## TASK BRIEF
Keep every character as it is and output all of the records.

(TASK DATA)

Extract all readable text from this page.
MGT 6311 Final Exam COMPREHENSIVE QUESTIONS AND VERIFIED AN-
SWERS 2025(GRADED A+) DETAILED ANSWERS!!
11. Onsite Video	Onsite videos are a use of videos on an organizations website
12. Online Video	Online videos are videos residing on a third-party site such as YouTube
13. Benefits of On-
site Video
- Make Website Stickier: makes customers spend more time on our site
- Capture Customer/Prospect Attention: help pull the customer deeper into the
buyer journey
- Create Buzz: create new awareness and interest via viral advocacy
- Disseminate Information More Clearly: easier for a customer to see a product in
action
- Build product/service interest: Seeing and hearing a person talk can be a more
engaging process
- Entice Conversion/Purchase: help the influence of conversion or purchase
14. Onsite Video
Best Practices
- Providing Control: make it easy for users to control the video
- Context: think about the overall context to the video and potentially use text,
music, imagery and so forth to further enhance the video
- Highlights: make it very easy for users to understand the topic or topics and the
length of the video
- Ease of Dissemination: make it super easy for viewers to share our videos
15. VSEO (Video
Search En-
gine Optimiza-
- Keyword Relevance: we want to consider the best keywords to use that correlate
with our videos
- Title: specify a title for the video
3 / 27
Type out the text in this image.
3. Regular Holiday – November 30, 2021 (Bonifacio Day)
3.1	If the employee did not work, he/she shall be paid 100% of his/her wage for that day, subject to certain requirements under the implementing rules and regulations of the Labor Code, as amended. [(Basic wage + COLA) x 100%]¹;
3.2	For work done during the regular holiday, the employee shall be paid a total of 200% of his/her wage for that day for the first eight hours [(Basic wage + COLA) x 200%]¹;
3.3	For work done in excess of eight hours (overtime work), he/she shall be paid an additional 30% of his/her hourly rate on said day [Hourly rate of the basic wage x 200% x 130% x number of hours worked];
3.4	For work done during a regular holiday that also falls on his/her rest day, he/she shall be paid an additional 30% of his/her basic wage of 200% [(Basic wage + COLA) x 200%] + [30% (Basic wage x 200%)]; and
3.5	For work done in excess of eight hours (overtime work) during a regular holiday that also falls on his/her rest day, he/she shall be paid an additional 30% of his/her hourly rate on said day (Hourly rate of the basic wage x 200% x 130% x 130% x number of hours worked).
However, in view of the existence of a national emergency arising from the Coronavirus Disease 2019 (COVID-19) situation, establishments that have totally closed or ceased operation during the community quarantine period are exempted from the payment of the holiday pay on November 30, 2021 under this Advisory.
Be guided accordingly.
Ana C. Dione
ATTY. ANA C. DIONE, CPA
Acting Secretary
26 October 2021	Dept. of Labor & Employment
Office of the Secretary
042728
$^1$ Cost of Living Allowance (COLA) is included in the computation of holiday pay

(End TASK DATA)

## RESULT FOR THIS TASK
Extract all readable text from this page.
MGT 6311 Final Exam COMPREHENSIVE QUESTIONS AND VERIFIED AN-
SWERS 2025(GRADED A+) DETAILED ANSWERS!!
11. Onsite Video	Onsite videos are a use of videos on an organizations website
12. Online Video	Online videos are videos residing on a third-party site such as YouTube
13. Benefits of On-
site Video
- Make Website Stickier: makes customers spend more time on our site
- Capture Customer/Prospect Attention: help pull the customer deeper into the
buyer journey
- Create Buzz: create new awareness and interest via viral advocacy
- Disseminate Information More Clearly: easier for a customer to see a product in
action
- Build product/service interest: Seeing and hearing a person talk can be a more
engaging process
- Entice Conversion/Purchase: help the influence of conversion or purchase
14. Onsite Video
Best Practices
- Providing Control: make it easy for users to control the video
- Context: think about the overall context to the video and potentially use text,
music, imagery and so forth to further enhance the video
- Highlights: make it very easy for users to understand the topic or topics and the
length of the video
- Ease of Dissemination: make it super easy for viewers to share our videos
15. VSEO (Video
Search En-
gine Optimiza-
- Keyword Relevance: we want to consider the best keywords to use that correlate
with our videos
- Title: specify a title for the video
3 / 27
Type out the text in this image.
3. Regular Holiday – November 30, 2021 (Bonifacio Day)
3.1	If the employee did not work, he/she shall be paid 100% of his/her wage for that day, subject to certain requirements under the implementing rules and regulations of the Labor Code, as amended. [(Basic wage + COLA) x 100%]¹;
3.2	For work done during the regular holiday, the employee shall be paid a total of 200% of his/her wage for that day for the first eight hours [(Basic wage + COLA) x 200%]¹;
3.3	For work done in excess of eight hours (overtime work), he/she shall be paid an additional 30% of his/her hourly rate on said day [Hourly rate of the basic wage x 200% x 130% x number of hours worked];
3.4	For work done during a regular holiday that also falls on his/her rest day, he/she shall be paid an additional 30% of his/her basic wage of 200% [(Basic wage + COLA) x 200%] + [30% (Basic wage x 200%)]; and
3.5	For work done in excess of eight hours (overtime work) during a regular holiday that also falls on his/her rest day, he/she shall be paid an additional 30% of his/her hourly rate on said day (Hourly rate of the basic wage x 200% x 130% x 130% x number of hours worked).
However, in view of the existence of a national emergency arising from the Coronavirus Disease 2019 (COVID-19) situation, establishments that have totally closed or ceased operation during the community quarantine period are exempted from the payment of the holiday pay on November 30, 2021 under this Advisory.
Be guided accordingly.
Ana C. Dione
ATTY. ANA C. DIONE, CPA
Acting Secretary
26 October 2021	Dept. of Labor & Employment
Office of the Secretary
042728
$^1$ Cost of Living Allowance (COLA) is included in the computation of holiday pay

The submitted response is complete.